— start Source excerpt —

2. URGES Member Governments to implement these Guidelines at the earliest possible opportunity in respect of new ro-ro ships and new vehicles and, as far as practicable, in respect of existing vehicles which may be transported on ro-ro ships:
3. REQUESTS the Secretary-General to bring these Guidelines to the attention of Member Governments and relevant international organizations responsible for safety in design and construction of ships and road vehicles for action as appropriate.
In view of experience in the transport of road vehicles on ro-ro ships, it is recommended that these Guidelines for securing road vehicles on board such ships should be followed. Shipowners and shipyards, when designing and building ro-ro ships to which these Guidelines apply, should take sections 4 and 6 particularly into account. Manufacturers, owners and operators of road vehicles which may be transported on ro-ro ships should take sections 5 and 7 particularly into account.
01: - Scope
1.1 These Guidelines for securing and lashing road vehicles on board ro-ro ships outline in particular the securing arrangements on the ship and on the vehicles, and the securing methods to be used.
02: - Application
2.1 These Guidelines apply to ro-ro ships which regularly carry road vehicles on either long or short international voyages in unsheltered waters. They concern:
.1road vehicles as defined in 3.2.1, 3.2.2, 3.2.3 and 3.2.5 with an authorized maximum total mass of vehicles and cargo of between 3.5 and 40 tonnes; and
.2articulated road trains as defined in 3.2.4 with a maximum total mass of not more than 45 tonnes, which can be carried on ro-ro ships.
2.2 These Guidelines do not apply to buses.
2.3 For road vehicles having characteristics outside the general parameters for road vehicles (particularly where the normal height of the centre of gravity is exceeded), the location and the number of securing points should be specially considered.

— end Source excerpt —
— start Exercise inputs —

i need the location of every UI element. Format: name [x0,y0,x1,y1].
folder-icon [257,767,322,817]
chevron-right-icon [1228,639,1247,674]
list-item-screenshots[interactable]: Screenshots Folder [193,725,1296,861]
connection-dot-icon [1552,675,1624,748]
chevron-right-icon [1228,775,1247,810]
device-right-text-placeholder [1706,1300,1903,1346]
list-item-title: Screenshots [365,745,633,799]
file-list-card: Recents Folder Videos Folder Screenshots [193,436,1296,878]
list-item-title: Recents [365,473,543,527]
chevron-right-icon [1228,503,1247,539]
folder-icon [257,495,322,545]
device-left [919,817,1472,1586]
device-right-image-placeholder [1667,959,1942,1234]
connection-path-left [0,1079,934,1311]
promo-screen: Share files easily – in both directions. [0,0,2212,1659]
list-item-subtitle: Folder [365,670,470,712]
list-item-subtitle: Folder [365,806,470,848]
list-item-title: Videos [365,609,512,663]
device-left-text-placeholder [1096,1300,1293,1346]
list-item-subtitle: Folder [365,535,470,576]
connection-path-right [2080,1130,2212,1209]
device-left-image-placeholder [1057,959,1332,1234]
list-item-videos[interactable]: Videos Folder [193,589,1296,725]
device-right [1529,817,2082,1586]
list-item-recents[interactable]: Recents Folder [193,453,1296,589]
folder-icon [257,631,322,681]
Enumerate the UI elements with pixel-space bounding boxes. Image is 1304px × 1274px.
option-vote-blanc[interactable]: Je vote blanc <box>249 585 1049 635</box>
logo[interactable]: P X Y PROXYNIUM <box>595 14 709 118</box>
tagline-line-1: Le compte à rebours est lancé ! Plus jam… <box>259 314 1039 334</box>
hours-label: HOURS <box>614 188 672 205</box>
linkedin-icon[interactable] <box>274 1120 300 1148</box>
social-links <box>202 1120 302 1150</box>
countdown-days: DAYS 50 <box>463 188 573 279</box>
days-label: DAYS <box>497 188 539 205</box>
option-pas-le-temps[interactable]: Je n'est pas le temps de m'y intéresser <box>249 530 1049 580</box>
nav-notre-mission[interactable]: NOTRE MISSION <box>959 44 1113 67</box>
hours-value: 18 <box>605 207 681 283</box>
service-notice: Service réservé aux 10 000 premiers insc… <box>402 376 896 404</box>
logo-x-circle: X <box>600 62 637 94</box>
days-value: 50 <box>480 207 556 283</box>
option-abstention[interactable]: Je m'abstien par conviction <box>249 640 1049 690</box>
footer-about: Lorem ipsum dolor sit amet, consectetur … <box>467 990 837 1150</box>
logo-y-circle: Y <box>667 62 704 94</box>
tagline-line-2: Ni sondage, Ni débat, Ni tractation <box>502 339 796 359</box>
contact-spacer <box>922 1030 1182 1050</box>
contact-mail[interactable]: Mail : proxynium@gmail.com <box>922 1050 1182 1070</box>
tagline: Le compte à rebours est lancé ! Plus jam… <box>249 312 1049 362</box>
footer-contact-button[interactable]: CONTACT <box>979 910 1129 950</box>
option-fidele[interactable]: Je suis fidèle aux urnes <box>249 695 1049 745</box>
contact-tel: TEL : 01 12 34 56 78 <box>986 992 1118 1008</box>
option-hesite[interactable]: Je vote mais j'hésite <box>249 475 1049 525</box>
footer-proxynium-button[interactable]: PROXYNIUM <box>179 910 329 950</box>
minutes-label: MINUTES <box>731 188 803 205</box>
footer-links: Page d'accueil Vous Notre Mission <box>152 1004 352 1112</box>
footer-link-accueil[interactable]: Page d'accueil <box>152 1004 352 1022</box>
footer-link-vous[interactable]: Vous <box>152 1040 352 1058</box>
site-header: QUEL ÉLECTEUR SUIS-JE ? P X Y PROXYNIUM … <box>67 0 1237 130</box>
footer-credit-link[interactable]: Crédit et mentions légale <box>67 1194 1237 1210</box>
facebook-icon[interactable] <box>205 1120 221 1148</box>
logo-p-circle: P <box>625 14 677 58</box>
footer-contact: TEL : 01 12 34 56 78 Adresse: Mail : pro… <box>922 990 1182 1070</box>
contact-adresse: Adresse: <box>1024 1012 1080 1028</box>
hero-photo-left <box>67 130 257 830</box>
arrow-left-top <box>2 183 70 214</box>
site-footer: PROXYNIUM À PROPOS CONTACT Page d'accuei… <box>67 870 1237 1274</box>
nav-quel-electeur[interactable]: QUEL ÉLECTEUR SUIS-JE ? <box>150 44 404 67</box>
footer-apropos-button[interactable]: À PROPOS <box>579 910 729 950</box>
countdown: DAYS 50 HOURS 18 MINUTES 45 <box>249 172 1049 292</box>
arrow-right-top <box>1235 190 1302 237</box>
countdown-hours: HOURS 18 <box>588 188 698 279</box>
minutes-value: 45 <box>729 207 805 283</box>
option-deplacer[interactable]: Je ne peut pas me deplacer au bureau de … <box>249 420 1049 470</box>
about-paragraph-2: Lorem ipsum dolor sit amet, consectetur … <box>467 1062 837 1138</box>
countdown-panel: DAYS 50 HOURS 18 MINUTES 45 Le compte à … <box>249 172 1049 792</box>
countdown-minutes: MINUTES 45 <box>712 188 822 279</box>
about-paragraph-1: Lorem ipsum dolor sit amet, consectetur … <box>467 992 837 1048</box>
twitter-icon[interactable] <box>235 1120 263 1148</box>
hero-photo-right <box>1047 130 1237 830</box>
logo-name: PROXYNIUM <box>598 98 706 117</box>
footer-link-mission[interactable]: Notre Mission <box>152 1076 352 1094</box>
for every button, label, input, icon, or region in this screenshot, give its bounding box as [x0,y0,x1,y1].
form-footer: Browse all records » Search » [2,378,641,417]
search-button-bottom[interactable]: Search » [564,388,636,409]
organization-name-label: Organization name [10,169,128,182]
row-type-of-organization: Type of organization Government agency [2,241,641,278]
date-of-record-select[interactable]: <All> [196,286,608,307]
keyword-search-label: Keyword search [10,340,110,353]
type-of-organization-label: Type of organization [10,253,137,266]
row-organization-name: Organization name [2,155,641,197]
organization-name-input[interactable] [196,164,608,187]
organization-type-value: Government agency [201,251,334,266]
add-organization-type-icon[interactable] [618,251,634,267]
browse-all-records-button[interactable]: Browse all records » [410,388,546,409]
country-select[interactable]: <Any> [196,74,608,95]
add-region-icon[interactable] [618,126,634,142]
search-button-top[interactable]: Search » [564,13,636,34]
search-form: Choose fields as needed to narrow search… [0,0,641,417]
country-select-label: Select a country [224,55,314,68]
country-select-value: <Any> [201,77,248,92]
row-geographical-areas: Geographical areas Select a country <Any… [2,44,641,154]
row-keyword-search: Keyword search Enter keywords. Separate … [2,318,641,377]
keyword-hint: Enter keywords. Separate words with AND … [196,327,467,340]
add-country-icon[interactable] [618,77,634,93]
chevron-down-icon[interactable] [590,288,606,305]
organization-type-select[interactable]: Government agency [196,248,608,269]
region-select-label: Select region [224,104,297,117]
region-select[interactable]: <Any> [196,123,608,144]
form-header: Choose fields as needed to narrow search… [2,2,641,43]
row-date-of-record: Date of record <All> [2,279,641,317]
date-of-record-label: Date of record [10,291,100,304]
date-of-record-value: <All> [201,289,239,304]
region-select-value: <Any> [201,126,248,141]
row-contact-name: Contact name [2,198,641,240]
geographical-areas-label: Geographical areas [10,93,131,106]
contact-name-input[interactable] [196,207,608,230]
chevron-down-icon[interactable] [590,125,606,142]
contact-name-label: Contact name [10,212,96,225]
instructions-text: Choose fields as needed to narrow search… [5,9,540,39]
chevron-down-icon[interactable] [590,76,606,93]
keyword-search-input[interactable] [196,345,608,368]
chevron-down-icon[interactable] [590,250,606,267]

— end Exercise inputs —

Stated task A: In the source excerpt on securing road vehicles on ro-ro ships, which type of vehicle do the Guidelines not apply to?
Stated task B: Please print the entries word for word, everything from their very first line down to the line containing "list-item-title: Videos [365,609,512,663]", with both of those lines included.
The source excerpt and the entries have no connection to each other.

Written answer A: Buses.

Written answer B:
i need the location of every UI element. Format: name [x0,y0,x1,y1].
folder-icon [257,767,322,817]
chevron-right-icon [1228,639,1247,674]
list-item-screenshots[interactable]: Screenshots Folder [193,725,1296,861]
connection-dot-icon [1552,675,1624,748]
chevron-right-icon [1228,775,1247,810]
device-right-text-placeholder [1706,1300,1903,1346]
list-item-title: Screenshots [365,745,633,799]
file-list-card: Recents Folder Videos Folder Screenshots [193,436,1296,878]
list-item-title: Recents [365,473,543,527]
chevron-right-icon [1228,503,1247,539]
folder-icon [257,495,322,545]
device-left [919,817,1472,1586]
device-right-image-placeholder [1667,959,1942,1234]
connection-path-left [0,1079,934,1311]
promo-screen: Share files easily – in both directions. [0,0,2212,1659]
list-item-subtitle: Folder [365,670,470,712]
list-item-subtitle: Folder [365,806,470,848]
list-item-title: Videos [365,609,512,663]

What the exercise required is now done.